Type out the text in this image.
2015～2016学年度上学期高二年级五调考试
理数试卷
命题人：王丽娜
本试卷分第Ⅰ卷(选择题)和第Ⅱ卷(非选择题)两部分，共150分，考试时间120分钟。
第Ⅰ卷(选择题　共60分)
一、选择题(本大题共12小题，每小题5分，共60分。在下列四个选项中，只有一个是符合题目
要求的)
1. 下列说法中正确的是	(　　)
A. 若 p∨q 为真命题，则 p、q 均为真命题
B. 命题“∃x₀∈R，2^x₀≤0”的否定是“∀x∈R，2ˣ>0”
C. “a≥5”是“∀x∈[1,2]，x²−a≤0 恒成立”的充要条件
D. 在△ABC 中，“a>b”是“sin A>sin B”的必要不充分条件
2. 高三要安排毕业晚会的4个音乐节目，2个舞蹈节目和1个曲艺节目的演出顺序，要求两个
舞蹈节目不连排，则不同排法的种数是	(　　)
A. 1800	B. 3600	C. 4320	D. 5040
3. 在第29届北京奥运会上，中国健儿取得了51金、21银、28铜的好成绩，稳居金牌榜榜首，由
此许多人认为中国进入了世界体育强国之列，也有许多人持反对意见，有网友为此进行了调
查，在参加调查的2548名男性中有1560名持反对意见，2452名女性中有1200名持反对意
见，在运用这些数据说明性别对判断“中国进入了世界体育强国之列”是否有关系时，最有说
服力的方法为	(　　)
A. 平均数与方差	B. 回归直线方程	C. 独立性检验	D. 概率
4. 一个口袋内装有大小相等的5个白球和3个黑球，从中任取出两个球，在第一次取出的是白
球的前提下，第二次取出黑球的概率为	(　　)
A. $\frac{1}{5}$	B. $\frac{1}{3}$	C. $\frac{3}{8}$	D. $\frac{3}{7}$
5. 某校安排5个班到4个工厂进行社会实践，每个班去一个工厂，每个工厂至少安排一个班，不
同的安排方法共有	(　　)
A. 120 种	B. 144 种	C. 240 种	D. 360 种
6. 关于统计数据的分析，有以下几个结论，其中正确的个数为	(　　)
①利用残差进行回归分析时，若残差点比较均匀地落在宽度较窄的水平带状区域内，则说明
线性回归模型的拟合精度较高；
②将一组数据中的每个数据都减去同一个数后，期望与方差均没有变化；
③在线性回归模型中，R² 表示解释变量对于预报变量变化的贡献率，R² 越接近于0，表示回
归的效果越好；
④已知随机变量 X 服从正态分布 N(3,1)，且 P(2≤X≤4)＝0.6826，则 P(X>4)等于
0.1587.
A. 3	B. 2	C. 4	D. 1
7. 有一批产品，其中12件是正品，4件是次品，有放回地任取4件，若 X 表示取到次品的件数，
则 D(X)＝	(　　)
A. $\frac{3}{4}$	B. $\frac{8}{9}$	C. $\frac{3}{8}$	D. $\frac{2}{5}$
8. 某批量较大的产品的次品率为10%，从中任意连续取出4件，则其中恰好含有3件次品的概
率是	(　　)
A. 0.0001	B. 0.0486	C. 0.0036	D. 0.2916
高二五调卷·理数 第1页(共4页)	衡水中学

##########

- [Problem description]:
Reproduce each entry above exactly, keeping every word.

- [Task answer]:
Type out the text in this image.
2015～2016学年度上学期高二年级五调考试
理数试卷
命题人：王丽娜
本试卷分第Ⅰ卷(选择题)和第Ⅱ卷(非选择题)两部分，共150分，考试时间120分钟。
第Ⅰ卷(选择题　共60分)
一、选择题(本大题共12小题，每小题5分，共60分。在下列四个选项中，只有一个是符合题目
要求的)
1. 下列说法中正确的是	(　　)
A. 若 p∨q 为真命题，则 p、q 均为真命题
B. 命题“∃x₀∈R，2^x₀≤0”的否定是“∀x∈R，2ˣ>0”
C. “a≥5”是“∀x∈[1,2]，x²−a≤0 恒成立”的充要条件
D. 在△ABC 中，“a>b”是“sin A>sin B”的必要不充分条件
2. 高三要安排毕业晚会的4个音乐节目，2个舞蹈节目和1个曲艺节目的演出顺序，要求两个
舞蹈节目不连排，则不同排法的种数是	(　　)
A. 1800	B. 3600	C. 4320	D. 5040
3. 在第29届北京奥运会上，中国健儿取得了51金、21银、28铜的好成绩，稳居金牌榜榜首，由
此许多人认为中国进入了世界体育强国之列，也有许多人持反对意见，有网友为此进行了调
查，在参加调查的2548名男性中有1560名持反对意见，2452名女性中有1200名持反对意
见，在运用这些数据说明性别对判断“中国进入了世界体育强国之列”是否有关系时，最有说
服力的方法为	(　　)
A. 平均数与方差	B. 回归直线方程	C. 独立性检验	D. 概率
4. 一个口袋内装有大小相等的5个白球和3个黑球，从中任取出两个球，在第一次取出的是白
球的前提下，第二次取出黑球的概率为	(　　)
A. $\frac{1}{5}$	B. $\frac{1}{3}$	C. $\frac{3}{8}$	D. $\frac{3}{7}$
5. 某校安排5个班到4个工厂进行社会实践，每个班去一个工厂，每个工厂至少安排一个班，不
同的安排方法共有	(　　)
A. 120 种	B. 144 种	C. 240 种	D. 360 种
6. 关于统计数据的分析，有以下几个结论，其中正确的个数为	(　　)
①利用残差进行回归分析时，若残差点比较均匀地落在宽度较窄的水平带状区域内，则说明
线性回归模型的拟合精度较高；
②将一组数据中的每个数据都减去同一个数后，期望与方差均没有变化；
③在线性回归模型中，R² 表示解释变量对于预报变量变化的贡献率，R² 越接近于0，表示回
归的效果越好；
④已知随机变量 X 服从正态分布 N(3,1)，且 P(2≤X≤4)＝0.6826，则 P(X>4)等于
0.1587.
A. 3	B. 2	C. 4	D. 1
7. 有一批产品，其中12件是正品，4件是次品，有放回地任取4件，若 X 表示取到次品的件数，
则 D(X)＝	(　　)
A. $\frac{3}{4}$	B. $\frac{8}{9}$	C. $\frac{3}{8}$	D. $\frac{2}{5}$
8. 某批量较大的产品的次品率为10%，从中任意连续取出4件，则其中恰好含有3件次品的概
率是	(　　)
A. 0.0001	B. 0.0486	C. 0.0036	D. 0.2916
高二五调卷·理数 第1页(共4页)	衡水中学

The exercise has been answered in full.